─── PROVIDED ENTRIES
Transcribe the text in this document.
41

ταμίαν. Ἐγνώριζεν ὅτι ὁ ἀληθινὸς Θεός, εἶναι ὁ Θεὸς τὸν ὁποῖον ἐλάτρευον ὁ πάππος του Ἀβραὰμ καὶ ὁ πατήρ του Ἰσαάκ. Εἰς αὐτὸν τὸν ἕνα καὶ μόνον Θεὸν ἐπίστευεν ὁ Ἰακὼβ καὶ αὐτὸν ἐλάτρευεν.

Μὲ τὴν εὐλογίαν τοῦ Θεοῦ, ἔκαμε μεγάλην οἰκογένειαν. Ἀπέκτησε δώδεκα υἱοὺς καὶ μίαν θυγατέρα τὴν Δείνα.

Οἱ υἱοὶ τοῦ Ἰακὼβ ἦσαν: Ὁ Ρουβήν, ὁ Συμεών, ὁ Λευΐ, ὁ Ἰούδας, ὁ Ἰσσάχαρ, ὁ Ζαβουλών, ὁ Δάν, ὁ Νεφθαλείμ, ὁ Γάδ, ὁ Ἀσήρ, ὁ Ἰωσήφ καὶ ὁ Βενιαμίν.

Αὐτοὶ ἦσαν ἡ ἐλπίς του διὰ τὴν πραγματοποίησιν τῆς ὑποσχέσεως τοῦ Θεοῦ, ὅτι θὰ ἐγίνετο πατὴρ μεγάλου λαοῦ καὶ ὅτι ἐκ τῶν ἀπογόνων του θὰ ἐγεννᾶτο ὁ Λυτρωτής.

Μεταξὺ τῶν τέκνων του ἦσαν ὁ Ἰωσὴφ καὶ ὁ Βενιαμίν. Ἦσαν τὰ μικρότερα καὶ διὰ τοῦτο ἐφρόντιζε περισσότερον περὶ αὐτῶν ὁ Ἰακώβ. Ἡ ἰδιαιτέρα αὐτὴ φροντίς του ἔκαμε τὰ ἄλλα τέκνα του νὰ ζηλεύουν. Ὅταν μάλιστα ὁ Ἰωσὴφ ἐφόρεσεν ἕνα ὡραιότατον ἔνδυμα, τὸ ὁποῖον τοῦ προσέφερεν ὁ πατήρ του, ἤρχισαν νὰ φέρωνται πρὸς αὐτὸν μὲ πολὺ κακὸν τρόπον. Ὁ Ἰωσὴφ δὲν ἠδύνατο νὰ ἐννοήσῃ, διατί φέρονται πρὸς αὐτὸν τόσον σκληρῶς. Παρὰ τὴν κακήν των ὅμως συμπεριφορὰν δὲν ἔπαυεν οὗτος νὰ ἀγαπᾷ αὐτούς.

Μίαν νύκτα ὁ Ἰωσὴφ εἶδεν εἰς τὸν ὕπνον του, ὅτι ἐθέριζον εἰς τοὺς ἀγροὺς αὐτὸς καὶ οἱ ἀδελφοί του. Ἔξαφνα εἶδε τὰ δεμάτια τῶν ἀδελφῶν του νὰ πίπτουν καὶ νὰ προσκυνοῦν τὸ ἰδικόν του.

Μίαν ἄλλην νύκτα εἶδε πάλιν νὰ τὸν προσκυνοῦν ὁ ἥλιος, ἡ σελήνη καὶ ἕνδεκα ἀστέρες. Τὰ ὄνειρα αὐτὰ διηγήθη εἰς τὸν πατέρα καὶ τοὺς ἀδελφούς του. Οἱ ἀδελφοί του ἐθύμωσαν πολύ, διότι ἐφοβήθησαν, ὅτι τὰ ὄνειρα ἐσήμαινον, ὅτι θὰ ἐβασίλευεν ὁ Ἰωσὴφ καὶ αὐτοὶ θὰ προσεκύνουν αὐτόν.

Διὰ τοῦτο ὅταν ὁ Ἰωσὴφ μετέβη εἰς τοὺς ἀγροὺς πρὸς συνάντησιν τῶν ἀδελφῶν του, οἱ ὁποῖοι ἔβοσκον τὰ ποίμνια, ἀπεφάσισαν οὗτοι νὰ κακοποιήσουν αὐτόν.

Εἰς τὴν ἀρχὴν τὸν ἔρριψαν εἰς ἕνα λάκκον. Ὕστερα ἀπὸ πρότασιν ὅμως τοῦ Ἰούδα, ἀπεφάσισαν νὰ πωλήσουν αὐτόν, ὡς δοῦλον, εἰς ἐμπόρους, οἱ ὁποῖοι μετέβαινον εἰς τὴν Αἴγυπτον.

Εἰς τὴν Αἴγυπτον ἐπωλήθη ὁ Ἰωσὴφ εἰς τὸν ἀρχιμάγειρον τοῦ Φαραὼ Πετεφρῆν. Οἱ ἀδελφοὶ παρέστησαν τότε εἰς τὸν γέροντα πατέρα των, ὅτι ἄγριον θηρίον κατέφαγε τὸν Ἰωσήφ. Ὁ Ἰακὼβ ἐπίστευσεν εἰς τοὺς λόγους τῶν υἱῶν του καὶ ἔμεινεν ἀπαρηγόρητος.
──────
- STATED EXERCISE -
Search the listing for the word "προσκυνοῦν" and return each line that holds it.

- WRITTEN ANSWER -
Μίαν νύκτα ὁ Ἰωσὴφ εἶδεν εἰς τὸν ὕπνον του, ὅτι ἐθέριζον εἰς τοὺς ἀγροὺς αὐτὸς καὶ οἱ ἀδελφοί του. Ἔξαφνα εἶδε τὰ δεμάτια τῶν ἀδελφῶν του νὰ πίπτουν καὶ νὰ προσκυνοῦν τὸ ἰδικόν του.
Μίαν ἄλλην νύκτα εἶδε πάλιν νὰ τὸν προσκυνοῦν ὁ ἥλιος, ἡ σελήνη καὶ ἕνδεκα ἀστέρες. Τὰ ὄνειρα αὐτὰ διηγήθη εἰς τὸν πατέρα καὶ τοὺς ἀδελφούς του. Οἱ ἀδελφοί του ἐθύμωσαν πολύ, διότι ἐφοβήθησαν, ὅτι τὰ ὄνειρα ἐσήμαινον, ὅτι θὰ ἐβασίλευεν ὁ Ἰωσὴφ καὶ αὐτοὶ θὰ προσεκύνουν αὐτόν.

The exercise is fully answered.